TASK DIRECTIONS
Output the listing below, from its first line through the line containing "spec-row-processor: Processor Intel(R)", as a Markdown table with the columns Row and Line. Number each line in the Row column and leave out blank lines.

DATA TO PROCESS
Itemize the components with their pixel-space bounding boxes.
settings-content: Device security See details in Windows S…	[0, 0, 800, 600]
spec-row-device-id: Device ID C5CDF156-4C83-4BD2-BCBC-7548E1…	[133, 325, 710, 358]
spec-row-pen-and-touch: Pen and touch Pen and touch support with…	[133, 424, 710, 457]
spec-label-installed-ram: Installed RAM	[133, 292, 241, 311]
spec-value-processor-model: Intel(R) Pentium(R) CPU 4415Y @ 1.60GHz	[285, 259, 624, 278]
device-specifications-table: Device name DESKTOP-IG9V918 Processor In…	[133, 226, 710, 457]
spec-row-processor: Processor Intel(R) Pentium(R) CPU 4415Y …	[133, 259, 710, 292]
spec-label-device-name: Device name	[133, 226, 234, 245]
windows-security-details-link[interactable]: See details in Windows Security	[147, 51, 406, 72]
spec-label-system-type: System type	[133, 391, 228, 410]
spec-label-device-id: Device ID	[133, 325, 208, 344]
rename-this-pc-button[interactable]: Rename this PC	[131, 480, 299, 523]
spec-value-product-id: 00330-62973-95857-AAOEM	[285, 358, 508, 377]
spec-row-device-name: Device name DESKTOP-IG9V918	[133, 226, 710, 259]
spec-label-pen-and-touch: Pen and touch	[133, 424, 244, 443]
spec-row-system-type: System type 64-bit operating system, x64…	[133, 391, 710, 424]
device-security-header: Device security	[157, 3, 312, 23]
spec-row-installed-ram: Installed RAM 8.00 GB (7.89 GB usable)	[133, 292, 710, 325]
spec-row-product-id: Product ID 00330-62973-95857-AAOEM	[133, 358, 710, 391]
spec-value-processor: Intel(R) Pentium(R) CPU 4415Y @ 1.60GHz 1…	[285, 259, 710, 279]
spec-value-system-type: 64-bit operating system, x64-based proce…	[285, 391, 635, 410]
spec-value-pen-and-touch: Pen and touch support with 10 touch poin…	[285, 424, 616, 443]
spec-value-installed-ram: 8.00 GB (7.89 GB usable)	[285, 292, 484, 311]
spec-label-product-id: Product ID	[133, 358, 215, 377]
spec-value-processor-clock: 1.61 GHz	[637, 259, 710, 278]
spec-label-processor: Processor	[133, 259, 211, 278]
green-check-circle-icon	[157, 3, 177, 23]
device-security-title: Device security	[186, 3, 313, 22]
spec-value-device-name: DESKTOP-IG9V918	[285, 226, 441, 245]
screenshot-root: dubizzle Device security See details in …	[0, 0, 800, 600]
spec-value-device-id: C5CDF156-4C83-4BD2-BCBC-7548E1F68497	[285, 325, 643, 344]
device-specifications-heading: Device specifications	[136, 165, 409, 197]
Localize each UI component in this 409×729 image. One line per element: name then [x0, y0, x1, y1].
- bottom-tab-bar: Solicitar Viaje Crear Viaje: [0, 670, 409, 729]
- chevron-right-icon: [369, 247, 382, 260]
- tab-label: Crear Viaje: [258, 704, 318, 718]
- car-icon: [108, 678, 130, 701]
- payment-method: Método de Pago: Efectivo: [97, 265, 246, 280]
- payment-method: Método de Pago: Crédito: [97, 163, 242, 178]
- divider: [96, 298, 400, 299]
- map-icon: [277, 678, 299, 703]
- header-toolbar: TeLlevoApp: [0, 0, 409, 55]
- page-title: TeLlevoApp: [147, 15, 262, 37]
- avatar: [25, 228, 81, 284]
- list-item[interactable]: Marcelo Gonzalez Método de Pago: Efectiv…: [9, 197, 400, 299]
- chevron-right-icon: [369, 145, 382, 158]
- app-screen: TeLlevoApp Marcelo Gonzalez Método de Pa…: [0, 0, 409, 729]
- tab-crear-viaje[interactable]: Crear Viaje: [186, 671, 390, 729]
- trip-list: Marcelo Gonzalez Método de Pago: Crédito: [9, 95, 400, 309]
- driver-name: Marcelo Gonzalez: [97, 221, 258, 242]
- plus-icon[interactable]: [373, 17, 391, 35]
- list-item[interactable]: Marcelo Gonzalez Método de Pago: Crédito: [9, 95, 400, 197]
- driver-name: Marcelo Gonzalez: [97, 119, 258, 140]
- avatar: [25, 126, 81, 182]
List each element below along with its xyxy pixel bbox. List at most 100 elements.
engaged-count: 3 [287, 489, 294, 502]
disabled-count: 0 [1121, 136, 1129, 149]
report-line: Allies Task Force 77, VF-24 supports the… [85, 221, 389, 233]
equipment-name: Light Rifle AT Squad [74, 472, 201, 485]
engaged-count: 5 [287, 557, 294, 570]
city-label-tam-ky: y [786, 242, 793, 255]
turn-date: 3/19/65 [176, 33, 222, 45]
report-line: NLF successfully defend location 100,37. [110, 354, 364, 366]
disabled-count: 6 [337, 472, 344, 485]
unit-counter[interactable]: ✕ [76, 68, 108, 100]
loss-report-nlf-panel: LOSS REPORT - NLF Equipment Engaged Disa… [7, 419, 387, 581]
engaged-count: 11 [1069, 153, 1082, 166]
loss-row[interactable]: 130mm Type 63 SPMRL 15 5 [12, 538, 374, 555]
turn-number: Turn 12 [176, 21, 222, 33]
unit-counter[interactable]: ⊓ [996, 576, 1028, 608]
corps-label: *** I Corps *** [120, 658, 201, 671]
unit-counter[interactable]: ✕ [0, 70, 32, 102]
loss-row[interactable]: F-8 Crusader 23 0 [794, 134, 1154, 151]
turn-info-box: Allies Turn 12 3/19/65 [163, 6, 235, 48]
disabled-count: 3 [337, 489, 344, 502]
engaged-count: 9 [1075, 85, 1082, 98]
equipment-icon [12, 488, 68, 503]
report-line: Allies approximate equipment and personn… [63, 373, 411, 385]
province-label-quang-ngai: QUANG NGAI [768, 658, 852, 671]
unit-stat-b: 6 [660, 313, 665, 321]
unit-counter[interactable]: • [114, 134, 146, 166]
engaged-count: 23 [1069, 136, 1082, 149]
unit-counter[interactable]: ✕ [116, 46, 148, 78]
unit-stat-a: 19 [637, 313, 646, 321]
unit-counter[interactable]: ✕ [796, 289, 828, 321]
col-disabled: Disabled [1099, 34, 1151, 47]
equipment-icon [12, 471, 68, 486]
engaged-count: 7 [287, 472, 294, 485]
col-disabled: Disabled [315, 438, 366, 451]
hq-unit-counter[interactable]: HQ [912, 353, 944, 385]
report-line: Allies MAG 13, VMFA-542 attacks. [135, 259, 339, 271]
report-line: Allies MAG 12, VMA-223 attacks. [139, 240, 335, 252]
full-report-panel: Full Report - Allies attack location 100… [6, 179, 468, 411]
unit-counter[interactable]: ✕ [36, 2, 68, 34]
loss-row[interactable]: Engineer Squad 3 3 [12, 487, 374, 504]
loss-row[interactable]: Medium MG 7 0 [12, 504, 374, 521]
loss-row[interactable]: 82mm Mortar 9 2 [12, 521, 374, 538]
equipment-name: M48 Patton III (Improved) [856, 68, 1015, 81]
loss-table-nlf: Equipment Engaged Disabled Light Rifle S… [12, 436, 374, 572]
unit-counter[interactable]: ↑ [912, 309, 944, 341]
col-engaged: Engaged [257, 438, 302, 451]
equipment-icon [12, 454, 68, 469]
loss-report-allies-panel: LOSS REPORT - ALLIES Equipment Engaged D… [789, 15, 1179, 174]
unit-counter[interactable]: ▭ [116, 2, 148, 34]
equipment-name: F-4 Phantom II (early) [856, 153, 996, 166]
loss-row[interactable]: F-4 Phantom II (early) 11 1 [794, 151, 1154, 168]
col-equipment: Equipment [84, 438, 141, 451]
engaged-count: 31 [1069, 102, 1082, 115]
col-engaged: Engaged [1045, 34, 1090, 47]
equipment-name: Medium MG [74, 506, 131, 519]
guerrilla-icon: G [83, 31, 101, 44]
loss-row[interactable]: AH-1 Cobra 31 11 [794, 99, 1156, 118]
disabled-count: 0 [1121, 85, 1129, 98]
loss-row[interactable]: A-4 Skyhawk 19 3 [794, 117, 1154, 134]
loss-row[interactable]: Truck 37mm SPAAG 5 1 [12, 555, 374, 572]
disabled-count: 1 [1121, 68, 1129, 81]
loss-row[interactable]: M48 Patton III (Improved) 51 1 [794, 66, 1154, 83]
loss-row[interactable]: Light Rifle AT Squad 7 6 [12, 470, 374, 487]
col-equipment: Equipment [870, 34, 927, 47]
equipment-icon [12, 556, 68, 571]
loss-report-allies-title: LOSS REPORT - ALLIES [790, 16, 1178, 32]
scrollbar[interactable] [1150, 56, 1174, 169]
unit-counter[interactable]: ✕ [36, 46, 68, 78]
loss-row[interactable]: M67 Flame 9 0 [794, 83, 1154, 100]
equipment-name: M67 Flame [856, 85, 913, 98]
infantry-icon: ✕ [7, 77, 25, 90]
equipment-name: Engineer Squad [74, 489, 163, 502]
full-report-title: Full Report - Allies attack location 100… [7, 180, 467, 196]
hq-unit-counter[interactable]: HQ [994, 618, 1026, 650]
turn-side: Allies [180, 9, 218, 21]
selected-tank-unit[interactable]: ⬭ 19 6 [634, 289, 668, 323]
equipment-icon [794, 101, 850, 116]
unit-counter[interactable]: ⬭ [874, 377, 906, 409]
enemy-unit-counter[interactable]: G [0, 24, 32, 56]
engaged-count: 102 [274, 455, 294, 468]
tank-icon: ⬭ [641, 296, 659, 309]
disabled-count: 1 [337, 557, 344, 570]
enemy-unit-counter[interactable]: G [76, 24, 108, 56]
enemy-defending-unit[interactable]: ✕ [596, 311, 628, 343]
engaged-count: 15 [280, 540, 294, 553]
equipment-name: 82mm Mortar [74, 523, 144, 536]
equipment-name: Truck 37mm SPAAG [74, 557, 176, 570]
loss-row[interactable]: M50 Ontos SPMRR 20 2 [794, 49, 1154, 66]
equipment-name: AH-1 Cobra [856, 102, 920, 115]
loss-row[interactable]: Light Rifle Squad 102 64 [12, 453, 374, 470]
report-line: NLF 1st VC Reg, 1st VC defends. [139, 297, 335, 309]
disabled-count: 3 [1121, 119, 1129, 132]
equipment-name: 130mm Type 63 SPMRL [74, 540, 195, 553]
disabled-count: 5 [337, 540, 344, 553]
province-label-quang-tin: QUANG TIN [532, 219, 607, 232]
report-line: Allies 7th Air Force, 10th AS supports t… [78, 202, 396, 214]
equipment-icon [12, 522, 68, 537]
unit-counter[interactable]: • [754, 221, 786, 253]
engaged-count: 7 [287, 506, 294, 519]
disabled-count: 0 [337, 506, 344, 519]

WORKED SOLUTION
| Row | Line |
|---|---|
| 1 | Itemize the components with their pixel-space bounding boxes. |
| 2 | settings-content: Device security See details in Windows S…	[0, 0, 800, 600] |
| 3 | spec-row-device-id: Device ID C5CDF156-4C83-4BD2-BCBC-7548E1…	[133, 325, 710, 358] |
| 4 | spec-row-pen-and-touch: Pen and touch Pen and touch support with…	[133, 424, 710, 457] |
| 5 | spec-label-installed-ram: Installed RAM	[133, 292, 241, 311] |
| 6 | spec-value-processor-model: Intel(R) Pentium(R) CPU 4415Y @ 1.60GHz	[285, 259, 624, 278] |
| 7 | device-specifications-table: Device name DESKTOP-IG9V918 Processor In…	[133, 226, 710, 457] |
| 8 | spec-row-processor: Processor Intel(R) Pentium(R) CPU 4415Y …	[133, 259, 710, 292] |